## RECORDED DATA
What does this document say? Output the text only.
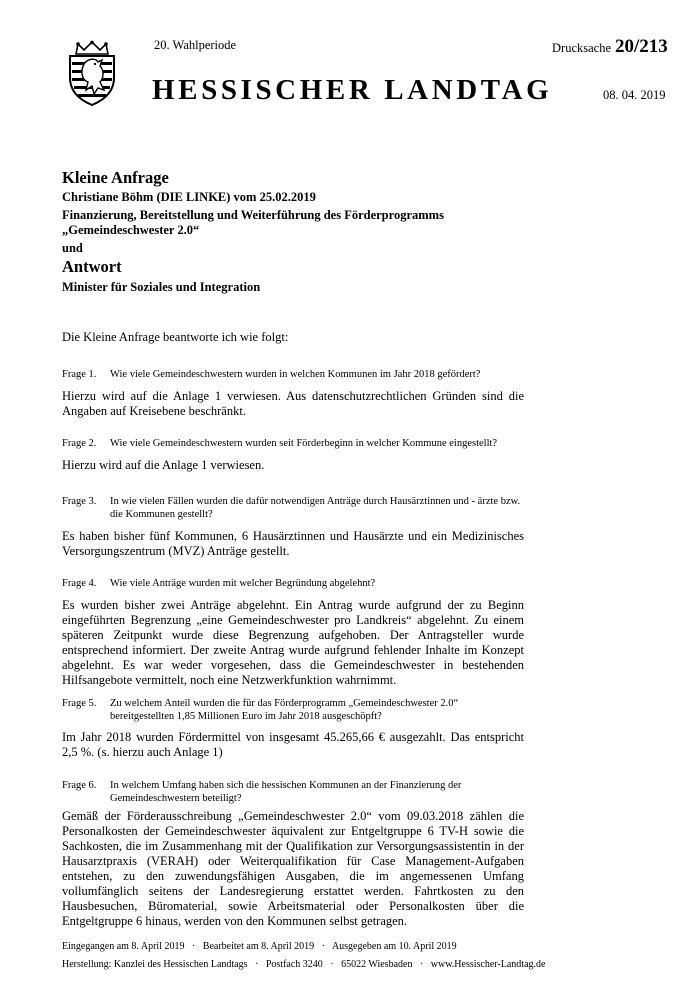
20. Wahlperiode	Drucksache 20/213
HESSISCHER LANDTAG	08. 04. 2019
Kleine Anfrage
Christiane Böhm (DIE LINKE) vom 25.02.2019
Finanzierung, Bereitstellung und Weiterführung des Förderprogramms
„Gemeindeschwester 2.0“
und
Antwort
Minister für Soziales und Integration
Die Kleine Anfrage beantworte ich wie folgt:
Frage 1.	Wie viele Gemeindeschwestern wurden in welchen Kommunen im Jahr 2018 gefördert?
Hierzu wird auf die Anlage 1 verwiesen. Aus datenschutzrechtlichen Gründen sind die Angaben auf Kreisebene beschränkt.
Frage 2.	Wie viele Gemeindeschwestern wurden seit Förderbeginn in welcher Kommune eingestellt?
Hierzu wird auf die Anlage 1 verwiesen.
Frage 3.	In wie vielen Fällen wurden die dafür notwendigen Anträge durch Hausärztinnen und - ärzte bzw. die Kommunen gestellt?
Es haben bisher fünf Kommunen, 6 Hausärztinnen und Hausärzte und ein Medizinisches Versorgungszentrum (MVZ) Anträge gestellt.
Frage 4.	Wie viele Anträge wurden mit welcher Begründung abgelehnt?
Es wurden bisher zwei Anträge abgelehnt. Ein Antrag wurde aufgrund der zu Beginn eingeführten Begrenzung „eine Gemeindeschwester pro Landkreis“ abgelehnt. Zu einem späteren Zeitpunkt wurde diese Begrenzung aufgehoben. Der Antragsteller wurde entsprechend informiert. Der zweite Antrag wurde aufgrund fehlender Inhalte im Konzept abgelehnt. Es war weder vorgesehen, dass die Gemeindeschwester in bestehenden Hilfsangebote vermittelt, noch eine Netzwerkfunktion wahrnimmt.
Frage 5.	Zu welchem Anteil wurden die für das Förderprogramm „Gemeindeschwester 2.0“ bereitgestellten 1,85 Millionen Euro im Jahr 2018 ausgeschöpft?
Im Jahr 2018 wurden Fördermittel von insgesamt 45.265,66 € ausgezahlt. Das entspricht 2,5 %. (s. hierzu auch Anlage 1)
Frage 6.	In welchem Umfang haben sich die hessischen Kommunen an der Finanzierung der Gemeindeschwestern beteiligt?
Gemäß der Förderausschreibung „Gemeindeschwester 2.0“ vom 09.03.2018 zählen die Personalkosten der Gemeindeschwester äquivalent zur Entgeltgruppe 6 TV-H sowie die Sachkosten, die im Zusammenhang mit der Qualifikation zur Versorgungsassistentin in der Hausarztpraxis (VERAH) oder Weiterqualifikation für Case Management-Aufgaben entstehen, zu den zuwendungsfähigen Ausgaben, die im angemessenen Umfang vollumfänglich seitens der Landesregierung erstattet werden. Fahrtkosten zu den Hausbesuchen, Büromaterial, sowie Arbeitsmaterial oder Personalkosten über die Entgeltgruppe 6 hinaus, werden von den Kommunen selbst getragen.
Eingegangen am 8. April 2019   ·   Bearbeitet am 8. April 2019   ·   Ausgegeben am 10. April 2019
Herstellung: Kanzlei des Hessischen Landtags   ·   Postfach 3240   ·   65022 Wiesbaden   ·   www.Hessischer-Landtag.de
---
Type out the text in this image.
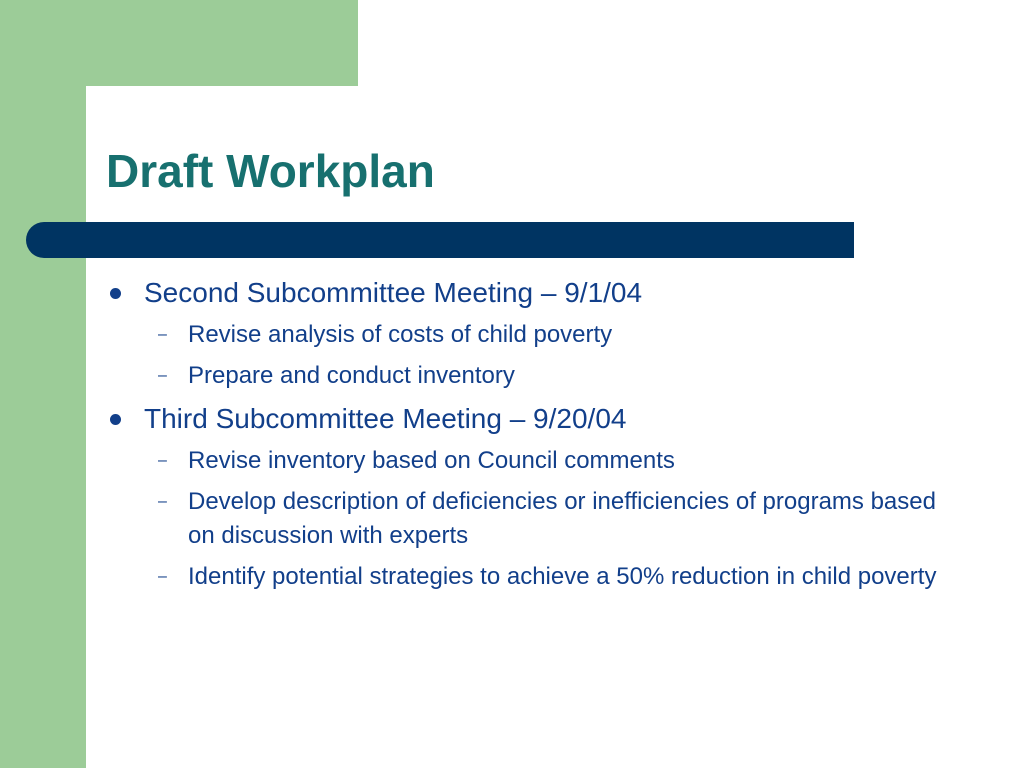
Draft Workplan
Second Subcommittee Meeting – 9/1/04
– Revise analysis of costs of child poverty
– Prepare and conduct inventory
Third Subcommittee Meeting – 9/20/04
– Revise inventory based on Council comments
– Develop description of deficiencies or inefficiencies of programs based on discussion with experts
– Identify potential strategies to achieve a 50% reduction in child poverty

## INSTRUCTION
Filter the entries down to the lines containing "based". Copy each of those lines.

## EXPECTED ANSWER
– Revise inventory based on Council comments
– Develop description of deficiencies or inefficiencies of programs based on discussion with experts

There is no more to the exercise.